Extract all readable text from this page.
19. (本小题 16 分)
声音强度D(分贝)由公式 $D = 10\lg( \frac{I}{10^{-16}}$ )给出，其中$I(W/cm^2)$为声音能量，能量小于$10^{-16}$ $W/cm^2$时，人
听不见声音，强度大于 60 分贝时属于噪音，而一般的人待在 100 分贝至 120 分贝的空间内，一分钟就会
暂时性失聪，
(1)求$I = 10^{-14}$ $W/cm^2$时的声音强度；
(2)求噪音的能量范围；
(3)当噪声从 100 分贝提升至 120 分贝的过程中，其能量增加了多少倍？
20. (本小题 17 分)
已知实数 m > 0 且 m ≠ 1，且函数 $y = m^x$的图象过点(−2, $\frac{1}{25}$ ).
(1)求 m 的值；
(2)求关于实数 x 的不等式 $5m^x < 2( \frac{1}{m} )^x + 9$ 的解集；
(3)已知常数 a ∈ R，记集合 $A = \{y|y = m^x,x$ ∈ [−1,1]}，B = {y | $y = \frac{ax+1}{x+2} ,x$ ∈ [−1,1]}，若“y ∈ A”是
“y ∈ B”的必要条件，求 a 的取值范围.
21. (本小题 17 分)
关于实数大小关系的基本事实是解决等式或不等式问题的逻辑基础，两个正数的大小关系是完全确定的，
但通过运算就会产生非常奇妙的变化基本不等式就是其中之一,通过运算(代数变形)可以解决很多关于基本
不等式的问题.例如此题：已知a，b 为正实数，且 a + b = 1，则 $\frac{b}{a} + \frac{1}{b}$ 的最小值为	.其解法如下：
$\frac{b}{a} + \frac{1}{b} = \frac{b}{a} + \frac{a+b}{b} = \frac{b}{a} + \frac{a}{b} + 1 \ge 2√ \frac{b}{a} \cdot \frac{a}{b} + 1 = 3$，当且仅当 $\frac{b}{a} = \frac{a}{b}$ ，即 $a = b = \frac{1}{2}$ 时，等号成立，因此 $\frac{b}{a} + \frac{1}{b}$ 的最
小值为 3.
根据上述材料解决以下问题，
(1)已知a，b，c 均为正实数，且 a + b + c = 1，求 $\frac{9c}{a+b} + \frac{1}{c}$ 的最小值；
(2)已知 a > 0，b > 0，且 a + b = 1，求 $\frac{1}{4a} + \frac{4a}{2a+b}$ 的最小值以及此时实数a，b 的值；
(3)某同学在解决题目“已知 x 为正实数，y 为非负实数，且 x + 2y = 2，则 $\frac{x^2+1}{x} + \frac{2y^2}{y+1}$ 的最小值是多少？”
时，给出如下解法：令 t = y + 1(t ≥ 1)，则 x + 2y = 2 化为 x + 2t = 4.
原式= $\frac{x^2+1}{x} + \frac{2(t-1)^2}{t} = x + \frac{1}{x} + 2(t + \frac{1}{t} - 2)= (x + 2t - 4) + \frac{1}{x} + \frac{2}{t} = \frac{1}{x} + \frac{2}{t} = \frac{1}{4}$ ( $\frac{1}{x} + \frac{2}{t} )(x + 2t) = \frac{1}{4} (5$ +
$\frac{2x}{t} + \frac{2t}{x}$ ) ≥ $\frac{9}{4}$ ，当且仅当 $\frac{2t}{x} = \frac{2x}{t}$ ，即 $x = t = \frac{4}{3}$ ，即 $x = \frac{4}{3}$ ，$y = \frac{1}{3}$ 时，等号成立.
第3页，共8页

.....

> **INSTRUCTION**:
Write the listing out again, exactly as shown above.

> **RIGHT ANSWER**:
Extract all readable text from this page.
19. (本小题 16 分)
声音强度D(分贝)由公式 $D = 10\lg( \frac{I}{10^{-16}}$ )给出，其中$I(W/cm^2)$为声音能量，能量小于$10^{-16}$ $W/cm^2$时，人
听不见声音，强度大于 60 分贝时属于噪音，而一般的人待在 100 分贝至 120 分贝的空间内，一分钟就会
暂时性失聪，
(1)求$I = 10^{-14}$ $W/cm^2$时的声音强度；
(2)求噪音的能量范围；
(3)当噪声从 100 分贝提升至 120 分贝的过程中，其能量增加了多少倍？
20. (本小题 17 分)
已知实数 m > 0 且 m ≠ 1，且函数 $y = m^x$的图象过点(−2, $\frac{1}{25}$ ).
(1)求 m 的值；
(2)求关于实数 x 的不等式 $5m^x < 2( \frac{1}{m} )^x + 9$ 的解集；
(3)已知常数 a ∈ R，记集合 $A = \{y|y = m^x,x$ ∈ [−1,1]}，B = {y | $y = \frac{ax+1}{x+2} ,x$ ∈ [−1,1]}，若“y ∈ A”是
“y ∈ B”的必要条件，求 a 的取值范围.
21. (本小题 17 分)
关于实数大小关系的基本事实是解决等式或不等式问题的逻辑基础，两个正数的大小关系是完全确定的，
但通过运算就会产生非常奇妙的变化基本不等式就是其中之一,通过运算(代数变形)可以解决很多关于基本
不等式的问题.例如此题：已知a，b 为正实数，且 a + b = 1，则 $\frac{b}{a} + \frac{1}{b}$ 的最小值为	.其解法如下：
$\frac{b}{a} + \frac{1}{b} = \frac{b}{a} + \frac{a+b}{b} = \frac{b}{a} + \frac{a}{b} + 1 \ge 2√ \frac{b}{a} \cdot \frac{a}{b} + 1 = 3$，当且仅当 $\frac{b}{a} = \frac{a}{b}$ ，即 $a = b = \frac{1}{2}$ 时，等号成立，因此 $\frac{b}{a} + \frac{1}{b}$ 的最
小值为 3.
根据上述材料解决以下问题，
(1)已知a，b，c 均为正实数，且 a + b + c = 1，求 $\frac{9c}{a+b} + \frac{1}{c}$ 的最小值；
(2)已知 a > 0，b > 0，且 a + b = 1，求 $\frac{1}{4a} + \frac{4a}{2a+b}$ 的最小值以及此时实数a，b 的值；
(3)某同学在解决题目“已知 x 为正实数，y 为非负实数，且 x + 2y = 2，则 $\frac{x^2+1}{x} + \frac{2y^2}{y+1}$ 的最小值是多少？”
时，给出如下解法：令 t = y + 1(t ≥ 1)，则 x + 2y = 2 化为 x + 2t = 4.
原式= $\frac{x^2+1}{x} + \frac{2(t-1)^2}{t} = x + \frac{1}{x} + 2(t + \frac{1}{t} - 2)= (x + 2t - 4) + \frac{1}{x} + \frac{2}{t} = \frac{1}{x} + \frac{2}{t} = \frac{1}{4}$ ( $\frac{1}{x} + \frac{2}{t} )(x + 2t) = \frac{1}{4} (5$ +
$\frac{2x}{t} + \frac{2t}{x}$ ) ≥ $\frac{9}{4}$ ，当且仅当 $\frac{2t}{x} = \frac{2x}{t}$ ，即 $x = t = \frac{4}{3}$ ，即 $x = \frac{4}{3}$ ，$y = \frac{1}{3}$ 时，等号成立.
第3页，共8页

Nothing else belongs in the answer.